STATED TASK
Reproduce each line from the records that holds "more".

DATA TO USE
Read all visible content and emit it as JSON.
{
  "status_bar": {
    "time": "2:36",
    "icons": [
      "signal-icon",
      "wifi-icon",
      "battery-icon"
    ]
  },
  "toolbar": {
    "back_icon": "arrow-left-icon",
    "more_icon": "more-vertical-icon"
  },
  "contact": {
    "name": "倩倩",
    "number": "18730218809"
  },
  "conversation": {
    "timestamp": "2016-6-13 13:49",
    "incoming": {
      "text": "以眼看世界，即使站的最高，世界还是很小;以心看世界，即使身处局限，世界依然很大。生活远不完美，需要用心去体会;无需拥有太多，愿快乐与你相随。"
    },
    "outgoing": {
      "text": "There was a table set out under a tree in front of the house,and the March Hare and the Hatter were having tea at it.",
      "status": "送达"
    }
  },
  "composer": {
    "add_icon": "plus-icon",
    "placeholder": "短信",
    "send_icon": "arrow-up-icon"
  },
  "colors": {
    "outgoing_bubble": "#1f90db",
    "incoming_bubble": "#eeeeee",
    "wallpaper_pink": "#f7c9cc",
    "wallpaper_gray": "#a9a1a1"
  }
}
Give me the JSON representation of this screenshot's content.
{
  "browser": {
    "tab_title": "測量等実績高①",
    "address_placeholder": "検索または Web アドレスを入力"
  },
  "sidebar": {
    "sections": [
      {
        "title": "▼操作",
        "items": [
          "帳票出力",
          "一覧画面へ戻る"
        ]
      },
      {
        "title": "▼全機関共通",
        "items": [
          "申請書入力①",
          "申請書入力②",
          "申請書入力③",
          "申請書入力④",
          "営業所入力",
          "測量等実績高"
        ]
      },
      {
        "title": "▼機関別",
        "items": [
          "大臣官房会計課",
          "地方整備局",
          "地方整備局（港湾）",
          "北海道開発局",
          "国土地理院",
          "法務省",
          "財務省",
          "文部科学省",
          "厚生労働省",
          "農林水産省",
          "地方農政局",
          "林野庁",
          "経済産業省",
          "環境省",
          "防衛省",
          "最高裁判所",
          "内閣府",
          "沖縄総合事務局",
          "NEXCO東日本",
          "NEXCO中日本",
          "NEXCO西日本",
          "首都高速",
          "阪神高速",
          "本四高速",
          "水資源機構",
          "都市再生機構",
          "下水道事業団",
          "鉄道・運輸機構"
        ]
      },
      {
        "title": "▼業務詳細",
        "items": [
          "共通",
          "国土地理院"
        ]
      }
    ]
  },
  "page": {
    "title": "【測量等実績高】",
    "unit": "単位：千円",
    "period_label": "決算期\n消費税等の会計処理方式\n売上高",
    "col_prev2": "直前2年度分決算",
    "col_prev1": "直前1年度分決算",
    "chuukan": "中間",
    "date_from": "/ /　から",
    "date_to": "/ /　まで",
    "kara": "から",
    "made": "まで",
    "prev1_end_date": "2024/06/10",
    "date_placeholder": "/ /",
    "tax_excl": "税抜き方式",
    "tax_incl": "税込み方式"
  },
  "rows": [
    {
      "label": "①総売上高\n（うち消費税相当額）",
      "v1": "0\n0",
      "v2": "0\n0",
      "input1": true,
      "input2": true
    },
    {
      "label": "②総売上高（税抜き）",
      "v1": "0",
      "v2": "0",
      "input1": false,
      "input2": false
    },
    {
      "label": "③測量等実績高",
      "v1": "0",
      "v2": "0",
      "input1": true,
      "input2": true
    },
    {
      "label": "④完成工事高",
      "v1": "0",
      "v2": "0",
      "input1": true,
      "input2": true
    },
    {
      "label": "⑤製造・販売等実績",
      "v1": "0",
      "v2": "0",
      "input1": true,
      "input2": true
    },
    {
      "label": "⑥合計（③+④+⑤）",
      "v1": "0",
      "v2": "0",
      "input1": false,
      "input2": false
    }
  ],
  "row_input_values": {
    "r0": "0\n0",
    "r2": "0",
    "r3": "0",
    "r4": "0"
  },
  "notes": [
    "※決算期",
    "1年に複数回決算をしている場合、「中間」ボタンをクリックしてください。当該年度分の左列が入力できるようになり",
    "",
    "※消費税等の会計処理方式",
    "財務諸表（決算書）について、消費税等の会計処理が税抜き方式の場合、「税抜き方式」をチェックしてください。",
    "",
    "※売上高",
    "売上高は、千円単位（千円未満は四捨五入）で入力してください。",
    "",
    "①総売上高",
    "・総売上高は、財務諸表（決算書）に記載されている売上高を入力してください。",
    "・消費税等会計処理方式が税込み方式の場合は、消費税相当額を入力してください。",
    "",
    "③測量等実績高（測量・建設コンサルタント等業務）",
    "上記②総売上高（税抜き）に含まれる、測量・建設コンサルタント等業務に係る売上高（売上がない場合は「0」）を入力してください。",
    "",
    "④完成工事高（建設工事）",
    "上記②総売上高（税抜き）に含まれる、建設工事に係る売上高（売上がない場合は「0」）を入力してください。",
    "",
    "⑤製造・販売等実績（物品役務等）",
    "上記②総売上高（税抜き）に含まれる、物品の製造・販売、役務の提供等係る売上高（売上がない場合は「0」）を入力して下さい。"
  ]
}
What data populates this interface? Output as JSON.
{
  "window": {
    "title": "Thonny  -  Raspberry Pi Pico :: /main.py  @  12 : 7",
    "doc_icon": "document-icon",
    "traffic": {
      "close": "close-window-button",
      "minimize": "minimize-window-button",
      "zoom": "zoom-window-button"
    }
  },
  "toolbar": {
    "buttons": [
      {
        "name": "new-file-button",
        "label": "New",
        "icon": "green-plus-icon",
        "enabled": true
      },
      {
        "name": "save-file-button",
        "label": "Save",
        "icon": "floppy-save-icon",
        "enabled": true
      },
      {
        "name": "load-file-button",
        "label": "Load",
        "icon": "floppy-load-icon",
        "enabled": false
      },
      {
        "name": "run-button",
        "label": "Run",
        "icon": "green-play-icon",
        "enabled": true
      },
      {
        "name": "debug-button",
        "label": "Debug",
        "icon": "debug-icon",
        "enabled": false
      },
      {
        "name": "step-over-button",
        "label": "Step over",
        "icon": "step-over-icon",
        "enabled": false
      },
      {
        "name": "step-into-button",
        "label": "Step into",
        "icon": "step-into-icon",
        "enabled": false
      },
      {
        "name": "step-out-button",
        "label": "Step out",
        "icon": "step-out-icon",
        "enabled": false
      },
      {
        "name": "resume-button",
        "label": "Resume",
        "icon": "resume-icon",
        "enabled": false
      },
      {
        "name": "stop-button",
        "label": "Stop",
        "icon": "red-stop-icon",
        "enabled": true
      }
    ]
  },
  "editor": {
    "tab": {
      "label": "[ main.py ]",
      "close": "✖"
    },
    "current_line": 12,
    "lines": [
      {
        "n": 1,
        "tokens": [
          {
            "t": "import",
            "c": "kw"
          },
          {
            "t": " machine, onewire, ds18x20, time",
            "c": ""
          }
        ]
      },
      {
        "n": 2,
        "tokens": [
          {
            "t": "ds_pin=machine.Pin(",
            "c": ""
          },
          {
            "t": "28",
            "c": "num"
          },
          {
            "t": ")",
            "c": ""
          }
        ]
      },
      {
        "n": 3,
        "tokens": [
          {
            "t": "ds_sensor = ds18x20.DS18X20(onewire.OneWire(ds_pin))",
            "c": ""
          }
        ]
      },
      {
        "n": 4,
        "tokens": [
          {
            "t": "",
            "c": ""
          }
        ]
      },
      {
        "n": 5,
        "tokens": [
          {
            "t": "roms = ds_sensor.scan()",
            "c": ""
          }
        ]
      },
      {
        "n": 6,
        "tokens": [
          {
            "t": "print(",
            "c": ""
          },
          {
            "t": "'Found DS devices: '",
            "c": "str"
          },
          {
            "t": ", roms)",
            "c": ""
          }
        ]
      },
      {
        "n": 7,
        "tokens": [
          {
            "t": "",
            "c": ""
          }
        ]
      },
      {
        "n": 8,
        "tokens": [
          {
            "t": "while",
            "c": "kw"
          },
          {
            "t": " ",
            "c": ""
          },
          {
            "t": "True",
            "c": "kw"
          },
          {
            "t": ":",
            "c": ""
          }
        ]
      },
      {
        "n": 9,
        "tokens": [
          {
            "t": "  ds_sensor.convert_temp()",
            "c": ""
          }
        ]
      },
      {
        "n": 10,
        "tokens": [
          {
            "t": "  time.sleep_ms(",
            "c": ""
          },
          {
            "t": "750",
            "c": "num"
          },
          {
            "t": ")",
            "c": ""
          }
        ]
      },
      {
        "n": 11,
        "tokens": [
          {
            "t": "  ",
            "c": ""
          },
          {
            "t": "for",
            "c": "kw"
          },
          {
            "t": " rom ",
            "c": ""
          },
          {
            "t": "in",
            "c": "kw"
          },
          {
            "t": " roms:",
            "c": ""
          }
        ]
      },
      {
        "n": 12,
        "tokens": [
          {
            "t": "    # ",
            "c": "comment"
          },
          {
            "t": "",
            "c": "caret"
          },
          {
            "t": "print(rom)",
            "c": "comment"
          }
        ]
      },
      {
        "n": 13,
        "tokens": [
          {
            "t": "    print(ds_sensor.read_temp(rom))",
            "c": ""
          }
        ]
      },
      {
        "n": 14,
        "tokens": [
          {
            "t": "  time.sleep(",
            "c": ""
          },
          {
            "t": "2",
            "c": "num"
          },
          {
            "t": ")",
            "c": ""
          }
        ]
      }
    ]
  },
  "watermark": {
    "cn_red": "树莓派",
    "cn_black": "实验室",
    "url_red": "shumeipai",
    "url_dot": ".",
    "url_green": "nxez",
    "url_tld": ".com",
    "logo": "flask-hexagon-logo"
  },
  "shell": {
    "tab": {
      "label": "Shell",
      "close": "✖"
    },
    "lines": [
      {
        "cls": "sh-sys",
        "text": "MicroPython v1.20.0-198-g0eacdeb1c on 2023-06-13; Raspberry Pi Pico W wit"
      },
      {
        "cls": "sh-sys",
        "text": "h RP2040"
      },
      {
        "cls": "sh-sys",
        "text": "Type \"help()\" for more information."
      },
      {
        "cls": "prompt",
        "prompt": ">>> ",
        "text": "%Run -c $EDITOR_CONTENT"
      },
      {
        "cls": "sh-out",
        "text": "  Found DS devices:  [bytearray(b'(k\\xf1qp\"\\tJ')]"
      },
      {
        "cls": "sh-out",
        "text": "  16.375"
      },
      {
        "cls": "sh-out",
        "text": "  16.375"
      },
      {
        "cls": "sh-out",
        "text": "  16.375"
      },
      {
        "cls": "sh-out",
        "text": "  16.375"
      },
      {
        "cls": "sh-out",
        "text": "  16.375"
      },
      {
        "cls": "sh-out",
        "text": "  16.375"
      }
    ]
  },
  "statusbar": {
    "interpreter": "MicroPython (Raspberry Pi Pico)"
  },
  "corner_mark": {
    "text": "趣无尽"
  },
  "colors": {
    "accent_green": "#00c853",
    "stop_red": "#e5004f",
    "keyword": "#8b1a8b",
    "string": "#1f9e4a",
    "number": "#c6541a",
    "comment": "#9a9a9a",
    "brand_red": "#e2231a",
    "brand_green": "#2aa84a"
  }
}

CORRECT RESPONSE
    "more_icon": "more-vertical-icon"
        "text": "Type \"help()\" for more information."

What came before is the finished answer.